**TASK PROMPT**
Please extend the duckdb_read_csv reference page below, starting right after its last line.

Directly reads a CSV file into DuckDB, tries to detect and create the correct schema for it. This usually is much faster than reading the data into R and writing it to DuckDB.
Usage
duckdb_read_csv(
conn,
name,
files,
...,
header = TRUE,
na.strings = "",
nrow.check = 500,
delim = ",",
quote = "\"",
col.names = NULL,
col.types = NULL,
lower.case.names = FALSE,
sep = delim,
transaction = TRUE,
temporary = FALSE
)
Arguments
- conn
A DuckDB connection, created by
dbConnect()
.- name
The name for the virtual table that is registered or unregistered
- files
One or more CSV file names, should all have the same structure though
- ...
Reserved for future extensions, must be empty.
- header
Whether or not the CSV files have a separate header in the first line
- na.strings
Which strings in the CSV files should be considered to be NULL
- nrow.check
How many rows should be read from the CSV file to figure out data types
- delim
Which field separator should be used
- quote
Which quote character is used for columns in the CSV file
- col.names
Override the detected or generated column names
- col.types
Character vector of column types in the same order as col.names, or a named character vector where names are column names and types pairs. Valid types are DuckDB data types, e.g. VARCHAR, DOUBLE, DATE, BIGINT, BOOLEAN, etc.

**RECORDS SHOWN**
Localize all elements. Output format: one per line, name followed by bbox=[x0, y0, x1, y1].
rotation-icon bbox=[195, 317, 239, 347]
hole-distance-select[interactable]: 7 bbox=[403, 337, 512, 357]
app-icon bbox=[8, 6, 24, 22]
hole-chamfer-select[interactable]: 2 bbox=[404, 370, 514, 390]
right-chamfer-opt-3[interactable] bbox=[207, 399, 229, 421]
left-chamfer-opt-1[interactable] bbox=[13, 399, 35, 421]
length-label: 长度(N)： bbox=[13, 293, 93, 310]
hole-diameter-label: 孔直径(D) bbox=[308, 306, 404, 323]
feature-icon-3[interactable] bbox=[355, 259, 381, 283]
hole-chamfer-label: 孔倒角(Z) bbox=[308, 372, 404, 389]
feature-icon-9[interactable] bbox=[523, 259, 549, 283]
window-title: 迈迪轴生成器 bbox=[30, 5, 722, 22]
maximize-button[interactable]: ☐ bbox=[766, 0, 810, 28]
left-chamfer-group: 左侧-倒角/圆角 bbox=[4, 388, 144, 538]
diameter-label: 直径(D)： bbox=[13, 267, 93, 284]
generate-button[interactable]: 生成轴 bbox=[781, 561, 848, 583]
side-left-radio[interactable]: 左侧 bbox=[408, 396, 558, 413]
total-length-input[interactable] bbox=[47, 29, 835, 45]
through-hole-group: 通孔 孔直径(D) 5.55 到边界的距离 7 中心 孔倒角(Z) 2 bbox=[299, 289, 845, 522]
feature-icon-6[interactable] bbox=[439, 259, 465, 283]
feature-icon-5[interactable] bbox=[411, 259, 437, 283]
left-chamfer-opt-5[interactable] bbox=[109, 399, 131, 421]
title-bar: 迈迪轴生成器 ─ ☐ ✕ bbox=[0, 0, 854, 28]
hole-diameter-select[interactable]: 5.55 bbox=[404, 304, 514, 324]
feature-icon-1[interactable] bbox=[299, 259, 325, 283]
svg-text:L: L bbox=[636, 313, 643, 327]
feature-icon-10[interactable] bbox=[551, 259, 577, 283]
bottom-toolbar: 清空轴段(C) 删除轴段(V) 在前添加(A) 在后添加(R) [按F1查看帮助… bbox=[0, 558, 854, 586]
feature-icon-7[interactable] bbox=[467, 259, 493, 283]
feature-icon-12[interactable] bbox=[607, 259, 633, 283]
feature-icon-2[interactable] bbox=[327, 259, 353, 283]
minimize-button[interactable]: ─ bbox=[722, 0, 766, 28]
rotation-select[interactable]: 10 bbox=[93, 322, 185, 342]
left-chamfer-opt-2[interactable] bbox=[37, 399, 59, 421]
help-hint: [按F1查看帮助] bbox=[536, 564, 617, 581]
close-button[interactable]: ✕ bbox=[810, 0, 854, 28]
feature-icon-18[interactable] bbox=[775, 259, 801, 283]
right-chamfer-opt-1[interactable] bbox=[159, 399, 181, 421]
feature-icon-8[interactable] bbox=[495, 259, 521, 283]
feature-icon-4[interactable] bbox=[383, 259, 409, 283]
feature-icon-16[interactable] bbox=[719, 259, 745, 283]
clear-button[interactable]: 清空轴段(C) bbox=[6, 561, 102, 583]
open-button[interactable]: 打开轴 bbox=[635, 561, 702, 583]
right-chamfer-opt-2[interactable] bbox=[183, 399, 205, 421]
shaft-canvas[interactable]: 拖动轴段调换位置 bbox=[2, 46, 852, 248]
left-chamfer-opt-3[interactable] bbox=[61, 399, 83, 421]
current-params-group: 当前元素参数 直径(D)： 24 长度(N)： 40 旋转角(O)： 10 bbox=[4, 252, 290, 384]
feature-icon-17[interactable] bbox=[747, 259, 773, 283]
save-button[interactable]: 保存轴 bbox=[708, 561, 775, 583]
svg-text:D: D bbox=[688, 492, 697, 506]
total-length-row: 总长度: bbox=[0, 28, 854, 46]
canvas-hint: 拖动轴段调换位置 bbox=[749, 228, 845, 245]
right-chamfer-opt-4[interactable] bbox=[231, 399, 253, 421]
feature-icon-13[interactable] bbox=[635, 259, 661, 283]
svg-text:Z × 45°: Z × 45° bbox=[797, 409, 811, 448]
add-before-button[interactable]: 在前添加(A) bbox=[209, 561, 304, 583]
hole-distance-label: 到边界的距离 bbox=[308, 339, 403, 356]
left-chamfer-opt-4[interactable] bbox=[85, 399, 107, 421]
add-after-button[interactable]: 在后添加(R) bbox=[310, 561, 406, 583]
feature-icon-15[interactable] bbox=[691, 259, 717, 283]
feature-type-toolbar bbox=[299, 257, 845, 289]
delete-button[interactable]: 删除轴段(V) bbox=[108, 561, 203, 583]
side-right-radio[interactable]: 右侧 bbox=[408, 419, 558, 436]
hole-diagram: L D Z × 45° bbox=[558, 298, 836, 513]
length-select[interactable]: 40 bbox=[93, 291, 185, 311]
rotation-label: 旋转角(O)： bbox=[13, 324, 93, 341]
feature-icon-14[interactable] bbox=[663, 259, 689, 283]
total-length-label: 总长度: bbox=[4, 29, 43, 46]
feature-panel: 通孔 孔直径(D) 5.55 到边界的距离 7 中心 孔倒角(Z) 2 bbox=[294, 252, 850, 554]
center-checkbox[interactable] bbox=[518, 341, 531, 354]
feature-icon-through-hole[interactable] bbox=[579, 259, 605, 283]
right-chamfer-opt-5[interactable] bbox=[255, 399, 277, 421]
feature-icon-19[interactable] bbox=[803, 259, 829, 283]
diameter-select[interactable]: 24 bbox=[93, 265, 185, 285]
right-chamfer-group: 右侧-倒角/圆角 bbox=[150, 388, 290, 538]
...
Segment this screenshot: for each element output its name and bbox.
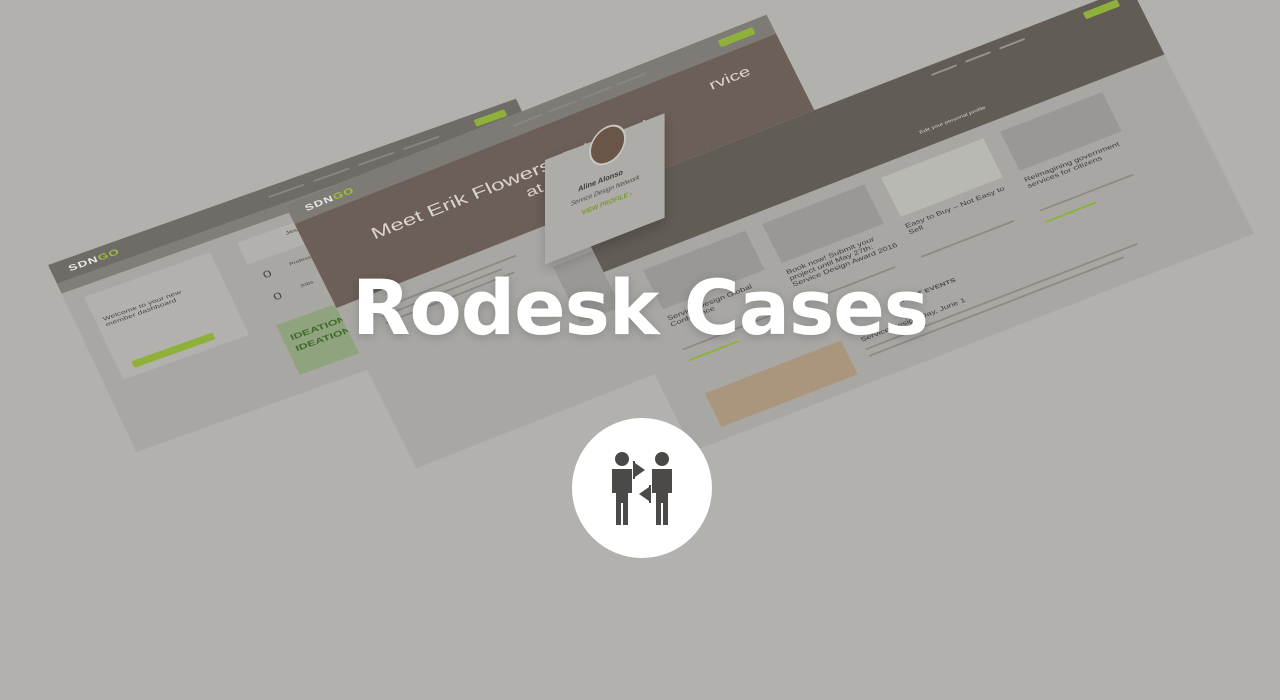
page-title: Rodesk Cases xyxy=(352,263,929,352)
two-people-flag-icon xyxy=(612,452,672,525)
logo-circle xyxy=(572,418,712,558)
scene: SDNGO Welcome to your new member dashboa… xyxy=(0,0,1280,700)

**RESPONSE TO THE EXERCISE**
- lower.case.names
Transform column names to lower case
- sep
Alias for delim for compatibility
- transaction
Should a transaction be used for the entire operation
- temporary
Set to
TRUE
to create a temporary table
Details
If the table already exists in the database, the csv is appended to it. Otherwise the table is created.
Examples
if (FALSE) { # duckdb:::TEST_RE2
con <- dbConnect(duckdb())
data <- data.frame(a = 1:3, b = letters[1:3])
path <- tempfile(fileext = ".csv")
write.csv(data, path, row.names = FALSE)
duckdb_read_csv(con, "data", path)
dbReadTable(con, "data")
dbDisconnect(con)
# Providing data types for columns
path <- tempfile(fileext = ".csv")
write.csv(iris, path, row.names = FALSE)
con <- dbConnect(duckdb())
duckdb_read_csv(con, "iris", path,
col.types = c(
Sepal.Length = "DOUBLE",
Sepal.Width = "DOUBLE",
Petal.Length = "DOUBLE",
Petal.Width = "DOUBLE",
Species = "VARCHAR"
)
)
dbReadTable(con, "iris")
dbDisconnect(con)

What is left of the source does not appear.